--- Data shown ---

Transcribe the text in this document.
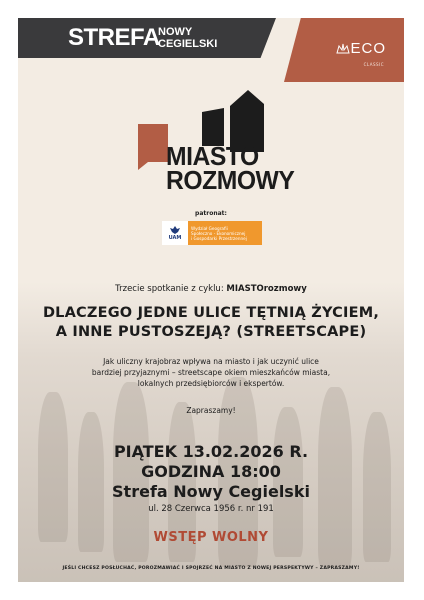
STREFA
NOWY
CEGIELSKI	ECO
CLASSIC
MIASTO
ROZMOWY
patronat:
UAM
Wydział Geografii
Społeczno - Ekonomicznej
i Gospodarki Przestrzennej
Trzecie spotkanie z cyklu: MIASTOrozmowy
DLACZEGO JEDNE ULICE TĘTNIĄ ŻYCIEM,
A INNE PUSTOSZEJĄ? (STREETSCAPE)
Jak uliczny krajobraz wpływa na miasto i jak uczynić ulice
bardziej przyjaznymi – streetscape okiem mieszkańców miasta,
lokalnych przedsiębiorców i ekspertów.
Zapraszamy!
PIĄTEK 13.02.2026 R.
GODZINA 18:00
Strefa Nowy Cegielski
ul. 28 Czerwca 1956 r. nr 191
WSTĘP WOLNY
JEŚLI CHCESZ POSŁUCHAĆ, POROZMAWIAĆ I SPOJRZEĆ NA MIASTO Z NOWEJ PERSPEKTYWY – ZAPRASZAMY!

---
--- Data shown ---

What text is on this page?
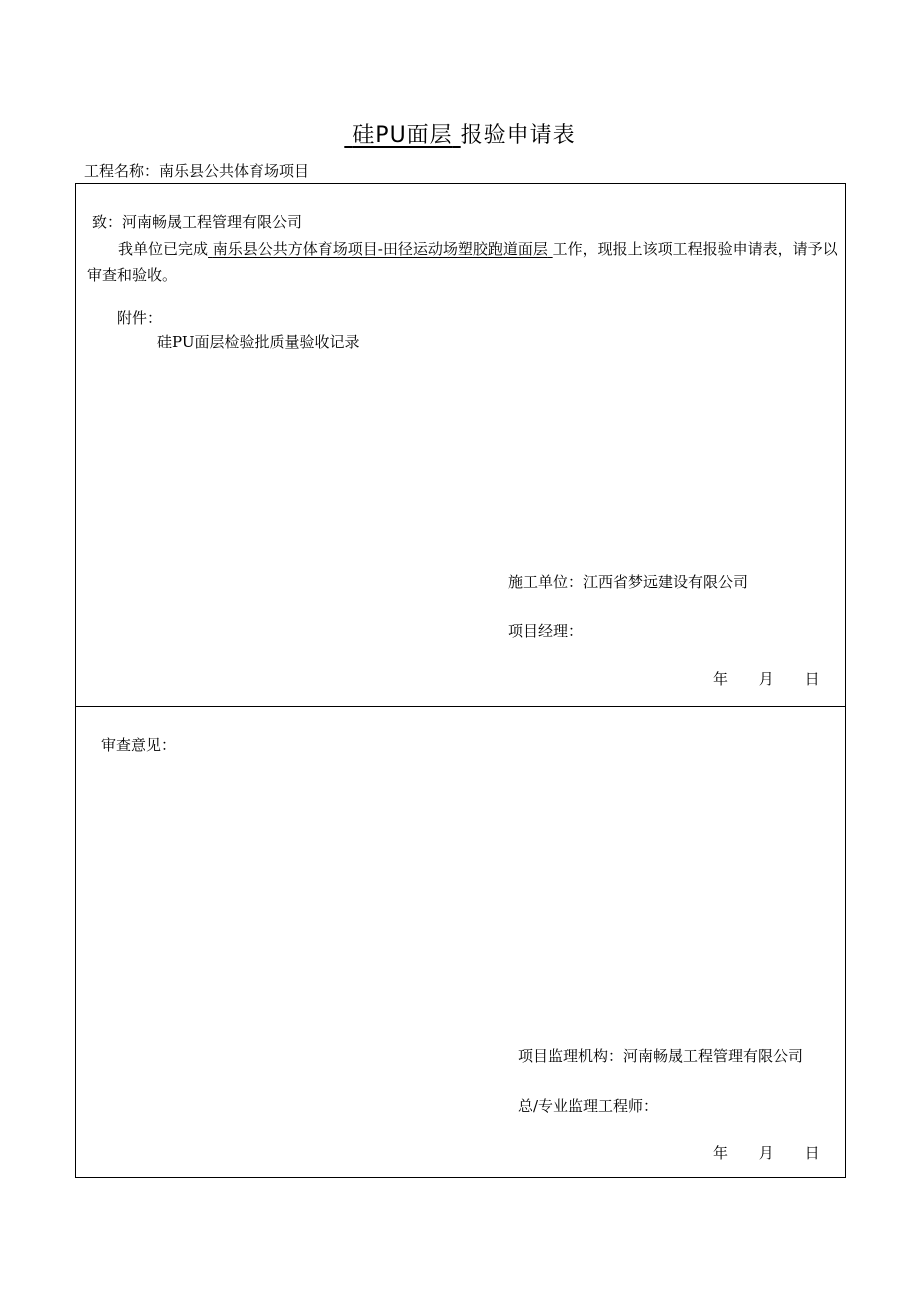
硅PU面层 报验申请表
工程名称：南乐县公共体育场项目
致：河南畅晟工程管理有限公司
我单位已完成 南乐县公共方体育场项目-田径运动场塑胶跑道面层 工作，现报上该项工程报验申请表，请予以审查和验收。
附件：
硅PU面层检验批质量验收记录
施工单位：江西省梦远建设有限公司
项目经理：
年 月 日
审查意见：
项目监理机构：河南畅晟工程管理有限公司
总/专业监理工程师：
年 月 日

---

■ **What is being asked**:
Pull out all lines from the listing that contain the string "this".

■ **Task answer**:
Transcribe the text in this document.
What text is on this page?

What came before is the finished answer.